### Problem details
Repeat all of the records verbatim.

### Working data
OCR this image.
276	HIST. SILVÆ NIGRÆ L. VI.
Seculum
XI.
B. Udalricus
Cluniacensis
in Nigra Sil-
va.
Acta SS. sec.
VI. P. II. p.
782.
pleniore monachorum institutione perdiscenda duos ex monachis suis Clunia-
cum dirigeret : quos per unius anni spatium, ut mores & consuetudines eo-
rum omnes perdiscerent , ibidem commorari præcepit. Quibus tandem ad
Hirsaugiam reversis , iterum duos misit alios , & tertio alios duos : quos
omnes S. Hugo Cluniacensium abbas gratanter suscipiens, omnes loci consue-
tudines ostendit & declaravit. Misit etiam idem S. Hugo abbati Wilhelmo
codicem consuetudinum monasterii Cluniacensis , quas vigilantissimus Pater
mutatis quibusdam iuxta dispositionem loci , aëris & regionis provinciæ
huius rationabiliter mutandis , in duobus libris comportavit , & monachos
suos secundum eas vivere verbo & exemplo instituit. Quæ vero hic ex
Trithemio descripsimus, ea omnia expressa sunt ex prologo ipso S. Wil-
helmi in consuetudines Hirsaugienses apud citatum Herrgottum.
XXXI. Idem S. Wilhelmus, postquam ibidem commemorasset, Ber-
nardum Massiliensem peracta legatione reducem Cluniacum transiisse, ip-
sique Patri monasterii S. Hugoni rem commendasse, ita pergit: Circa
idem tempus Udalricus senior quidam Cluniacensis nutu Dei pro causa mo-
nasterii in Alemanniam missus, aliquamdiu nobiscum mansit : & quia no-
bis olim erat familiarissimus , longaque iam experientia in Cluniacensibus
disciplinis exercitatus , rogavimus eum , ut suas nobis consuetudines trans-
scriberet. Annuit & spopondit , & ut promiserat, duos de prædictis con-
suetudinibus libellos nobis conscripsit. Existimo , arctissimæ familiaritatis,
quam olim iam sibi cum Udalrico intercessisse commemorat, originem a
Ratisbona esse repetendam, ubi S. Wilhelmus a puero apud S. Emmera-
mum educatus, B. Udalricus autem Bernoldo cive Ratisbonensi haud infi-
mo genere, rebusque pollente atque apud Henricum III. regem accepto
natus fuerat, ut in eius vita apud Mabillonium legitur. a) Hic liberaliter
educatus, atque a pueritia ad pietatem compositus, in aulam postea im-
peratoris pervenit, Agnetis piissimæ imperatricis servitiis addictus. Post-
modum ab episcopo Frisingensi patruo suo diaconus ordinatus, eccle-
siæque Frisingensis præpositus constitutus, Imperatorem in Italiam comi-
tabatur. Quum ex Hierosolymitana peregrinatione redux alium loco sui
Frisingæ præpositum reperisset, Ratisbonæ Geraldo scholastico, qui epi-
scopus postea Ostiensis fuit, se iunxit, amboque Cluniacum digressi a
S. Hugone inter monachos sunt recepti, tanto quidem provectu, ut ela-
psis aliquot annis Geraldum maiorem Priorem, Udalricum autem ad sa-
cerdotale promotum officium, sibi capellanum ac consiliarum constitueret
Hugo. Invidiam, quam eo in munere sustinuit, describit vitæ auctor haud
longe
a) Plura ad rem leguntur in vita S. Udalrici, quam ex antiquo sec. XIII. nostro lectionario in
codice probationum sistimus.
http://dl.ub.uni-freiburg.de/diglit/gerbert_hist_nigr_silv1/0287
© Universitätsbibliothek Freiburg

### Answer in full
OCR this image.
276	HIST. SILVÆ NIGRÆ L. VI.
Seculum
XI.
B. Udalricus
Cluniacensis
in Nigra Sil-
va.
Acta SS. sec.
VI. P. II. p.
782.
pleniore monachorum institutione perdiscenda duos ex monachis suis Clunia-
cum dirigeret : quos per unius anni spatium, ut mores & consuetudines eo-
rum omnes perdiscerent , ibidem commorari præcepit. Quibus tandem ad
Hirsaugiam reversis , iterum duos misit alios , & tertio alios duos : quos
omnes S. Hugo Cluniacensium abbas gratanter suscipiens, omnes loci consue-
tudines ostendit & declaravit. Misit etiam idem S. Hugo abbati Wilhelmo
codicem consuetudinum monasterii Cluniacensis , quas vigilantissimus Pater
mutatis quibusdam iuxta dispositionem loci , aëris & regionis provinciæ
huius rationabiliter mutandis , in duobus libris comportavit , & monachos
suos secundum eas vivere verbo & exemplo instituit. Quæ vero hic ex
Trithemio descripsimus, ea omnia expressa sunt ex prologo ipso S. Wil-
helmi in consuetudines Hirsaugienses apud citatum Herrgottum.
XXXI. Idem S. Wilhelmus, postquam ibidem commemorasset, Ber-
nardum Massiliensem peracta legatione reducem Cluniacum transiisse, ip-
sique Patri monasterii S. Hugoni rem commendasse, ita pergit: Circa
idem tempus Udalricus senior quidam Cluniacensis nutu Dei pro causa mo-
nasterii in Alemanniam missus, aliquamdiu nobiscum mansit : & quia no-
bis olim erat familiarissimus , longaque iam experientia in Cluniacensibus
disciplinis exercitatus , rogavimus eum , ut suas nobis consuetudines trans-
scriberet. Annuit & spopondit , & ut promiserat, duos de prædictis con-
suetudinibus libellos nobis conscripsit. Existimo , arctissimæ familiaritatis,
quam olim iam sibi cum Udalrico intercessisse commemorat, originem a
Ratisbona esse repetendam, ubi S. Wilhelmus a puero apud S. Emmera-
mum educatus, B. Udalricus autem Bernoldo cive Ratisbonensi haud infi-
mo genere, rebusque pollente atque apud Henricum III. regem accepto
natus fuerat, ut in eius vita apud Mabillonium legitur. a) Hic liberaliter
educatus, atque a pueritia ad pietatem compositus, in aulam postea im-
peratoris pervenit, Agnetis piissimæ imperatricis servitiis addictus. Post-
modum ab episcopo Frisingensi patruo suo diaconus ordinatus, eccle-
siæque Frisingensis præpositus constitutus, Imperatorem in Italiam comi-
tabatur. Quum ex Hierosolymitana peregrinatione redux alium loco sui
Frisingæ præpositum reperisset, Ratisbonæ Geraldo scholastico, qui epi-
scopus postea Ostiensis fuit, se iunxit, amboque Cluniacum digressi a
S. Hugone inter monachos sunt recepti, tanto quidem provectu, ut ela-
psis aliquot annis Geraldum maiorem Priorem, Udalricum autem ad sa-
cerdotale promotum officium, sibi capellanum ac consiliarum constitueret
Hugo. Invidiam, quam eo in munere sustinuit, describit vitæ auctor haud
longe
a) Plura ad rem leguntur in vita S. Udalrici, quam ex antiquo sec. XIII. nostro lectionario in
codice probationum sistimus.
http://dl.ub.uni-freiburg.de/diglit/gerbert_hist_nigr_silv1/0287
© Universitätsbibliothek Freiburg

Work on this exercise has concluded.